#### WHAT IS BEING ASKED:
Exactly reproduce the lines that follow.

BEGIN PROVIDED INFORMATION

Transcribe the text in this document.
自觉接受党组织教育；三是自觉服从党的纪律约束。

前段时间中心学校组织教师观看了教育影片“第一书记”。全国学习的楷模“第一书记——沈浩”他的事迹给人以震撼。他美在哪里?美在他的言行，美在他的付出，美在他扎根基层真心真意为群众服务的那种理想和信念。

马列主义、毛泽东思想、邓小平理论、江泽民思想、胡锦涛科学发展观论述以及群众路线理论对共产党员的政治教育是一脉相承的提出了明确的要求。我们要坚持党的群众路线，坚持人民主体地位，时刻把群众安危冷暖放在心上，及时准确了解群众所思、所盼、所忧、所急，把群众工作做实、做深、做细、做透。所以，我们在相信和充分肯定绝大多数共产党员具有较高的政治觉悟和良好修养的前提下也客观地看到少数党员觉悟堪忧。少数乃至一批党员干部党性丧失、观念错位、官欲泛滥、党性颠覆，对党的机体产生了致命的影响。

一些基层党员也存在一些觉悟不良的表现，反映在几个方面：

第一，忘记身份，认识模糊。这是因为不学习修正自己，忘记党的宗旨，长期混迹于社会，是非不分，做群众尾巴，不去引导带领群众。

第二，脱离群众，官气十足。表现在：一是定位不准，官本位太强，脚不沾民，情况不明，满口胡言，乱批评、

END PROVIDED INFORMATION

#### OUTPUT FOR THIS EXERCISE:
Transcribe the text in this document.
自觉接受党组织教育；三是自觉服从党的纪律约束。

前段时间中心学校组织教师观看了教育影片“第一书记”。全国学习的楷模“第一书记——沈浩”他的事迹给人以震撼。他美在哪里?美在他的言行，美在他的付出，美在他扎根基层真心真意为群众服务的那种理想和信念。

马列主义、毛泽东思想、邓小平理论、江泽民思想、胡锦涛科学发展观论述以及群众路线理论对共产党员的政治教育是一脉相承的提出了明确的要求。我们要坚持党的群众路线，坚持人民主体地位，时刻把群众安危冷暖放在心上，及时准确了解群众所思、所盼、所忧、所急，把群众工作做实、做深、做细、做透。所以，我们在相信和充分肯定绝大多数共产党员具有较高的政治觉悟和良好修养的前提下也客观地看到少数党员觉悟堪忧。少数乃至一批党员干部党性丧失、观念错位、官欲泛滥、党性颠覆，对党的机体产生了致命的影响。

一些基层党员也存在一些觉悟不良的表现，反映在几个方面：

第一，忘记身份，认识模糊。这是因为不学习修正自己，忘记党的宗旨，长期混迹于社会，是非不分，做群众尾巴，不去引导带领群众。

第二，脱离群众，官气十足。表现在：一是定位不准，官本位太强，脚不沾民，情况不明，满口胡言，乱批评、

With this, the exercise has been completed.